From the first line to the last, print the data exactly as it appears.

Dataset listings of figures
Content starts
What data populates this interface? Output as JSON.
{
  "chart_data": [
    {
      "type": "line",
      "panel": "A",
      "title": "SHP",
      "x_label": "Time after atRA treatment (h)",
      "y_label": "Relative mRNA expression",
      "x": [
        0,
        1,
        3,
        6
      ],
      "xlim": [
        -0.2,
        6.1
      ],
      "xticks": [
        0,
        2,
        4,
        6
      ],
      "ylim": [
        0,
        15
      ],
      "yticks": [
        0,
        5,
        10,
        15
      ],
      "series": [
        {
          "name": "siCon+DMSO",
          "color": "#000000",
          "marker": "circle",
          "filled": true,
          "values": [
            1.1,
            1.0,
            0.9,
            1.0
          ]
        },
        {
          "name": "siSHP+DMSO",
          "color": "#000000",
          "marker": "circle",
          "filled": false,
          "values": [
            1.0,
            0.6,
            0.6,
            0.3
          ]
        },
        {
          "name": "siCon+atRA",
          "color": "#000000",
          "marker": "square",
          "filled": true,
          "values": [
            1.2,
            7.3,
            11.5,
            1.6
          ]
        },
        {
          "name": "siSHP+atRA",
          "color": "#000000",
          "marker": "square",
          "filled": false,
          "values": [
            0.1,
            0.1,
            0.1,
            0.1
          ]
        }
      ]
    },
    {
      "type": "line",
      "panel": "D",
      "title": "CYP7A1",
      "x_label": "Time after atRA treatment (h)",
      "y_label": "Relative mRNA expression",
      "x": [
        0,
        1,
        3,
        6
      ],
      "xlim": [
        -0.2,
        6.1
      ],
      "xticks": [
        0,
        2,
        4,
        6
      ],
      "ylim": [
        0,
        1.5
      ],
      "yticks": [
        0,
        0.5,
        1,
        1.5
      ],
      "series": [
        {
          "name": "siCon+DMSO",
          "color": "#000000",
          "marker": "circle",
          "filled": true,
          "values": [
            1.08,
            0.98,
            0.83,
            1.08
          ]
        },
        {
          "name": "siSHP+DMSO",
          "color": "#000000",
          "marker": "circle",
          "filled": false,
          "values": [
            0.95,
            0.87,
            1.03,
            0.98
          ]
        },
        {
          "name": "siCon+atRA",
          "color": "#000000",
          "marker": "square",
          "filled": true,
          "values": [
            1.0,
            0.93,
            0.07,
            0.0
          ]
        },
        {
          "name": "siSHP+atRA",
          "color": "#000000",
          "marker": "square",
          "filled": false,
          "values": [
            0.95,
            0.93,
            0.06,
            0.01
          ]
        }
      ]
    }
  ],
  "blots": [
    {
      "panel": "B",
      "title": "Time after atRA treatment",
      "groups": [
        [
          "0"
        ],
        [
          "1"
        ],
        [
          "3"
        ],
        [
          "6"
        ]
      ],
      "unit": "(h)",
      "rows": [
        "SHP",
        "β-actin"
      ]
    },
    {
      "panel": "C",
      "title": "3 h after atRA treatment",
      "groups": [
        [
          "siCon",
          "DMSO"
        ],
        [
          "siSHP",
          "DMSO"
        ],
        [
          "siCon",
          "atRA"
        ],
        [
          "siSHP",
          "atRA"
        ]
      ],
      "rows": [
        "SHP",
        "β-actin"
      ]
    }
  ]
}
Content ends
▶ [EXPECTED OUTPUT]
What data populates this interface? Output as JSON.
{
  "chart_data": [
    {
      "type": "line",
      "panel": "A",
      "title": "SHP",
      "x_label": "Time after atRA treatment (h)",
      "y_label": "Relative mRNA expression",
      "x": [
        0,
        1,
        3,
        6
      ],
      "xlim": [
        -0.2,
        6.1
      ],
      "xticks": [
        0,
        2,
        4,
        6
      ],
      "ylim": [
        0,
        15
      ],
      "yticks": [
        0,
        5,
        10,
        15
      ],
      "series": [
        {
          "name": "siCon+DMSO",
          "color": "#000000",
          "marker": "circle",
          "filled": true,
          "values": [
            1.1,
            1.0,
            0.9,
            1.0
          ]
        },
        {
          "name": "siSHP+DMSO",
          "color": "#000000",
          "marker": "circle",
          "filled": false,
          "values": [
            1.0,
            0.6,
            0.6,
            0.3
          ]
        },
        {
          "name": "siCon+atRA",
          "color": "#000000",
          "marker": "square",
          "filled": true,
          "values": [
            1.2,
            7.3,
            11.5,
            1.6
          ]
        },
        {
          "name": "siSHP+atRA",
          "color": "#000000",
          "marker": "square",
          "filled": false,
          "values": [
            0.1,
            0.1,
            0.1,
            0.1
          ]
        }
      ]
    },
    {
      "type": "line",
      "panel": "D",
      "title": "CYP7A1",
      "x_label": "Time after atRA treatment (h)",
      "y_label": "Relative mRNA expression",
      "x": [
        0,
        1,
        3,
        6
      ],
      "xlim": [
        -0.2,
        6.1
      ],
      "xticks": [
        0,
        2,
        4,
        6
      ],
      "ylim": [
        0,
        1.5
      ],
      "yticks": [
        0,
        0.5,
        1,
        1.5
      ],
      "series": [
        {
          "name": "siCon+DMSO",
          "color": "#000000",
          "marker": "circle",
          "filled": true,
          "values": [
            1.08,
            0.98,
            0.83,
            1.08
          ]
        },
        {
          "name": "siSHP+DMSO",
          "color": "#000000",
          "marker": "circle",
          "filled": false,
          "values": [
            0.95,
            0.87,
            1.03,
            0.98
          ]
        },
        {
          "name": "siCon+atRA",
          "color": "#000000",
          "marker": "square",
          "filled": true,
          "values": [
            1.0,
            0.93,
            0.07,
            0.0
          ]
        },
        {
          "name": "siSHP+atRA",
          "color": "#000000",
          "marker": "square",
          "filled": false,
          "values": [
            0.95,
            0.93,
            0.06,
            0.01
          ]
        }
      ]
    }
  ],
  "blots": [
    {
      "panel": "B",
      "title": "Time after atRA treatment",
      "groups": [
        [
          "0"
        ],
        [
          "1"
        ],
        [
          "3"
        ],
        [
          "6"
        ]
      ],
      "unit": "(h)",
      "rows": [
        "SHP",
        "β-actin"
      ]
    },
    {
      "panel": "C",
      "title": "3 h after atRA treatment",
      "groups": [
        [
          "siCon",
          "DMSO"
        ],
        [
          "siSHP",
          "DMSO"
        ],
        [
          "siCon",
          "atRA"
        ],
        [
          "siSHP",
          "atRA"
        ]
      ],
      "rows": [
        "SHP",
        "β-actin"
      ]
    }
  ]
}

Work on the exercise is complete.